Can you reproduce the items verbatim, starting from the very first line and ending with the line containing "- step-351-line-2: WITH", both of those lines included?

-- Start of Dataset records --

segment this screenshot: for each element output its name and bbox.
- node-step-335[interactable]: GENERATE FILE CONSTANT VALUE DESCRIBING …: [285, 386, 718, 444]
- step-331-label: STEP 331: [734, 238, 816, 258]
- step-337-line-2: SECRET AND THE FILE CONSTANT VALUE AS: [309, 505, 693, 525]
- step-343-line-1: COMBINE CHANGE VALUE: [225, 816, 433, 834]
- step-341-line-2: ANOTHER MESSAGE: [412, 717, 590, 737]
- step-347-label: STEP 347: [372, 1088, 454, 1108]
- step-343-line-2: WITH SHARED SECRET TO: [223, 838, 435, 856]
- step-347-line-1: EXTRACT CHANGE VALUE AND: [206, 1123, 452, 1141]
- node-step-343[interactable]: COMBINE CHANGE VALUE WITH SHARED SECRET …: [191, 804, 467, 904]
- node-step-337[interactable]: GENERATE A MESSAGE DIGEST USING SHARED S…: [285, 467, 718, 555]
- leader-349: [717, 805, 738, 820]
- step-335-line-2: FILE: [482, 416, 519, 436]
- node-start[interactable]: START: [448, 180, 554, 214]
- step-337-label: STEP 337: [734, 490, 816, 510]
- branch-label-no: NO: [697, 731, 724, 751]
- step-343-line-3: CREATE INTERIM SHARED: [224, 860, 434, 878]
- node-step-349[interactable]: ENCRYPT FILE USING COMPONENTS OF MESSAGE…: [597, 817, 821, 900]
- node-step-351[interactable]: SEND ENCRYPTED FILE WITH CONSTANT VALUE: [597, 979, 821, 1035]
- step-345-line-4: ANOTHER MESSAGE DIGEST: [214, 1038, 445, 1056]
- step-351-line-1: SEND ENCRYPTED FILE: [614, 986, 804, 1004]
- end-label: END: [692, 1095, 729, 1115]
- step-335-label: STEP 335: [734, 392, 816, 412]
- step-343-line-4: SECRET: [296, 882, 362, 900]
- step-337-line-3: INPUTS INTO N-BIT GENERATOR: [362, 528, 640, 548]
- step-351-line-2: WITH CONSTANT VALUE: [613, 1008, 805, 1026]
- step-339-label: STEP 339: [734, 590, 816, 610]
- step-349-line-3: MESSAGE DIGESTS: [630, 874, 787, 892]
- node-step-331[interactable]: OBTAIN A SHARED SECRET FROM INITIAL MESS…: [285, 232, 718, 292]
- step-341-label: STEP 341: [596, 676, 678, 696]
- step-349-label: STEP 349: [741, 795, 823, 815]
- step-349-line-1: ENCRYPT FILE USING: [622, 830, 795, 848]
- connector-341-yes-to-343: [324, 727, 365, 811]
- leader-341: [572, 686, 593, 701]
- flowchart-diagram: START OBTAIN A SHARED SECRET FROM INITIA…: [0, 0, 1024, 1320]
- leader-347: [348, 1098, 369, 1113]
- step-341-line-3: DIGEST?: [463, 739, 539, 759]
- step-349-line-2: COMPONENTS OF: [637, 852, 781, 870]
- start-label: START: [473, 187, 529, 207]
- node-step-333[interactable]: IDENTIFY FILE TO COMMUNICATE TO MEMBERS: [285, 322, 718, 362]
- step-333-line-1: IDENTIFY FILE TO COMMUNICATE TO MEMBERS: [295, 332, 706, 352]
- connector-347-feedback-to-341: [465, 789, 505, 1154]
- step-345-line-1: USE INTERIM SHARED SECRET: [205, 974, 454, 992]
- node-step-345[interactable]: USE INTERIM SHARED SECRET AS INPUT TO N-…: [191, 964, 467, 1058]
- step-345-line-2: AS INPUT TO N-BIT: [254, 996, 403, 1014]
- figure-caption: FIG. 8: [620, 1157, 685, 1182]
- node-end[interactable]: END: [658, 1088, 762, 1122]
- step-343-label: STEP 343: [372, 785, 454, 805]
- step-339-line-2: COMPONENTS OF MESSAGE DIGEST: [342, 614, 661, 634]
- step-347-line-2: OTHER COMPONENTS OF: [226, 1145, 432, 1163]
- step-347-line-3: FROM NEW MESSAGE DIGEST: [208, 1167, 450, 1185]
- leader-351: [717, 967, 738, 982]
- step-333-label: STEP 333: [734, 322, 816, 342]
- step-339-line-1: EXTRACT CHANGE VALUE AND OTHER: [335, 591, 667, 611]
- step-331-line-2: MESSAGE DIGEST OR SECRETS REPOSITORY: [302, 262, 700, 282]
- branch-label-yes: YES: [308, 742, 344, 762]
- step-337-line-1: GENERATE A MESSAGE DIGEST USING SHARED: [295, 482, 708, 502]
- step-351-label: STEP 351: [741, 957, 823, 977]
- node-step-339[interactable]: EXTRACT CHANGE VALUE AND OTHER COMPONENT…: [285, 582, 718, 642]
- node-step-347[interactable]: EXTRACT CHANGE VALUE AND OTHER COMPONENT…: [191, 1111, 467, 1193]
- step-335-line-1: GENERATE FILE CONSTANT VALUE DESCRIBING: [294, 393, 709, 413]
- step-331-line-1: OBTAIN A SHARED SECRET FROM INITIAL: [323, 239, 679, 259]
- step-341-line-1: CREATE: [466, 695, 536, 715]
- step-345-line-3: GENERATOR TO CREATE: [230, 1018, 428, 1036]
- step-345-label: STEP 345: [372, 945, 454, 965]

-- End of Dataset records --

• _Task output_
segment this screenshot: for each element output its name and bbox.
- node-step-335[interactable]: GENERATE FILE CONSTANT VALUE DESCRIBING …: [285, 386, 718, 444]
- step-331-label: STEP 331: [734, 238, 816, 258]
- step-337-line-2: SECRET AND THE FILE CONSTANT VALUE AS: [309, 505, 693, 525]
- step-343-line-1: COMBINE CHANGE VALUE: [225, 816, 433, 834]
- step-341-line-2: ANOTHER MESSAGE: [412, 717, 590, 737]
- step-347-label: STEP 347: [372, 1088, 454, 1108]
- step-343-line-2: WITH SHARED SECRET TO: [223, 838, 435, 856]
- step-347-line-1: EXTRACT CHANGE VALUE AND: [206, 1123, 452, 1141]
- node-step-343[interactable]: COMBINE CHANGE VALUE WITH SHARED SECRET …: [191, 804, 467, 904]
- node-step-337[interactable]: GENERATE A MESSAGE DIGEST USING SHARED S…: [285, 467, 718, 555]
- leader-349: [717, 805, 738, 820]
- step-335-line-2: FILE: [482, 416, 519, 436]
- node-start[interactable]: START: [448, 180, 554, 214]
- step-337-label: STEP 337: [734, 490, 816, 510]
- branch-label-no: NO: [697, 731, 724, 751]
- step-343-line-3: CREATE INTERIM SHARED: [224, 860, 434, 878]
- node-step-349[interactable]: ENCRYPT FILE USING COMPONENTS OF MESSAGE…: [597, 817, 821, 900]
- node-step-351[interactable]: SEND ENCRYPTED FILE WITH CONSTANT VALUE: [597, 979, 821, 1035]
- step-345-line-4: ANOTHER MESSAGE DIGEST: [214, 1038, 445, 1056]
- step-351-line-1: SEND ENCRYPTED FILE: [614, 986, 804, 1004]
- end-label: END: [692, 1095, 729, 1115]
- step-335-label: STEP 335: [734, 392, 816, 412]
- step-343-line-4: SECRET: [296, 882, 362, 900]
- step-337-line-3: INPUTS INTO N-BIT GENERATOR: [362, 528, 640, 548]
- step-351-line-2: WITH CONSTANT VALUE: [613, 1008, 805, 1026]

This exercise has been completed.